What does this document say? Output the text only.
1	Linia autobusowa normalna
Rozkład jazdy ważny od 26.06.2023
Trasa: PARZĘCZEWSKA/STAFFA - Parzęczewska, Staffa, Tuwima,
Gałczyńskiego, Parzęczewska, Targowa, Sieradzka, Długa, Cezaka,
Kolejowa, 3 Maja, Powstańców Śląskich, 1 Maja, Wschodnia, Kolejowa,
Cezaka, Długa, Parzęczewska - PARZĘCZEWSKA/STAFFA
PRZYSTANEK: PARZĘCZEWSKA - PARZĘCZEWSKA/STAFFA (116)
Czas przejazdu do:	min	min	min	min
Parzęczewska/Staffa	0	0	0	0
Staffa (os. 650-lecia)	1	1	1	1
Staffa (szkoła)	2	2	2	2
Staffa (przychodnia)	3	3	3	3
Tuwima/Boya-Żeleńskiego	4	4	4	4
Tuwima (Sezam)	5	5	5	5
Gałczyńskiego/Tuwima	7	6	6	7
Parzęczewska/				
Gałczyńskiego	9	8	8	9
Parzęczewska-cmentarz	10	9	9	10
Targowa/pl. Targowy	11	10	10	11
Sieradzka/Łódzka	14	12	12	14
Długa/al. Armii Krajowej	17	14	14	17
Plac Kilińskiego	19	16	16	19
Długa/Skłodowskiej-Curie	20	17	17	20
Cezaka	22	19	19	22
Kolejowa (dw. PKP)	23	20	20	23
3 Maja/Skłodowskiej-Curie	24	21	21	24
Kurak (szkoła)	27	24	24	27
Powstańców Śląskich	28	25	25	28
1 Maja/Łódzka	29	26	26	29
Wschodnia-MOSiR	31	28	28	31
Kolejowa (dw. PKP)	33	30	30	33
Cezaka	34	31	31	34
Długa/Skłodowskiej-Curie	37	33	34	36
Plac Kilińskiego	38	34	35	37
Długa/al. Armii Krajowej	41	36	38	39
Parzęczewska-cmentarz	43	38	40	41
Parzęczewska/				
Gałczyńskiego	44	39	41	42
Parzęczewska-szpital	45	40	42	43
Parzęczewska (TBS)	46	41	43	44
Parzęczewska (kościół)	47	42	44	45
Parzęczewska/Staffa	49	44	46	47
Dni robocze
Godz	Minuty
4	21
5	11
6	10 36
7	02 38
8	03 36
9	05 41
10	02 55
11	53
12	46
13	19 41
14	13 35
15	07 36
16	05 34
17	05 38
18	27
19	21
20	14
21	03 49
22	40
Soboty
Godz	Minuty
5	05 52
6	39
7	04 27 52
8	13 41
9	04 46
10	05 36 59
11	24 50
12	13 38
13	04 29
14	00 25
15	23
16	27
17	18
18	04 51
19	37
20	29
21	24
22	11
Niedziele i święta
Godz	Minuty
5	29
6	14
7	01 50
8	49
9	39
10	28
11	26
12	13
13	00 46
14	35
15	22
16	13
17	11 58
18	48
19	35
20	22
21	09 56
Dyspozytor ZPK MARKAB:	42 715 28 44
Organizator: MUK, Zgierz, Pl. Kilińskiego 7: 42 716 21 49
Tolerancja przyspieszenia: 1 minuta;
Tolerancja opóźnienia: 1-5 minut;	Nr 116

########

*EXERCISE INSTRUCTIONS*. Your task is to quote the listing above word for word.

*WRITTEN RESPONSE*.
What does this document say? Output the text only.
1	Linia autobusowa normalna
Rozkład jazdy ważny od 26.06.2023
Trasa: PARZĘCZEWSKA/STAFFA - Parzęczewska, Staffa, Tuwima,
Gałczyńskiego, Parzęczewska, Targowa, Sieradzka, Długa, Cezaka,
Kolejowa, 3 Maja, Powstańców Śląskich, 1 Maja, Wschodnia, Kolejowa,
Cezaka, Długa, Parzęczewska - PARZĘCZEWSKA/STAFFA
PRZYSTANEK: PARZĘCZEWSKA - PARZĘCZEWSKA/STAFFA (116)
Czas przejazdu do:	min	min	min	min
Parzęczewska/Staffa	0	0	0	0
Staffa (os. 650-lecia)	1	1	1	1
Staffa (szkoła)	2	2	2	2
Staffa (przychodnia)	3	3	3	3
Tuwima/Boya-Żeleńskiego	4	4	4	4
Tuwima (Sezam)	5	5	5	5
Gałczyńskiego/Tuwima	7	6	6	7
Parzęczewska/				
Gałczyńskiego	9	8	8	9
Parzęczewska-cmentarz	10	9	9	10
Targowa/pl. Targowy	11	10	10	11
Sieradzka/Łódzka	14	12	12	14
Długa/al. Armii Krajowej	17	14	14	17
Plac Kilińskiego	19	16	16	19
Długa/Skłodowskiej-Curie	20	17	17	20
Cezaka	22	19	19	22
Kolejowa (dw. PKP)	23	20	20	23
3 Maja/Skłodowskiej-Curie	24	21	21	24
Kurak (szkoła)	27	24	24	27
Powstańców Śląskich	28	25	25	28
1 Maja/Łódzka	29	26	26	29
Wschodnia-MOSiR	31	28	28	31
Kolejowa (dw. PKP)	33	30	30	33
Cezaka	34	31	31	34
Długa/Skłodowskiej-Curie	37	33	34	36
Plac Kilińskiego	38	34	35	37
Długa/al. Armii Krajowej	41	36	38	39
Parzęczewska-cmentarz	43	38	40	41
Parzęczewska/				
Gałczyńskiego	44	39	41	42
Parzęczewska-szpital	45	40	42	43
Parzęczewska (TBS)	46	41	43	44
Parzęczewska (kościół)	47	42	44	45
Parzęczewska/Staffa	49	44	46	47
Dni robocze
Godz	Minuty
4	21
5	11
6	10 36
7	02 38
8	03 36
9	05 41
10	02 55
11	53
12	46
13	19 41
14	13 35
15	07 36
16	05 34
17	05 38
18	27
19	21
20	14
21	03 49
22	40
Soboty
Godz	Minuty
5	05 52
6	39
7	04 27 52
8	13 41
9	04 46
10	05 36 59
11	24 50
12	13 38
13	04 29
14	00 25
15	23
16	27
17	18
18	04 51
19	37
20	29
21	24
22	11
Niedziele i święta
Godz	Minuty
5	29
6	14
7	01 50
8	49
9	39
10	28
11	26
12	13
13	00 46
14	35
15	22
16	13
17	11 58
18	48
19	35
20	22
21	09 56
Dyspozytor ZPK MARKAB:	42 715 28 44
Organizator: MUK, Zgierz, Pl. Kilińskiego 7: 42 716 21 49
Tolerancja przyspieszenia: 1 minuta;
Tolerancja opóźnienia: 1-5 minut;	Nr 116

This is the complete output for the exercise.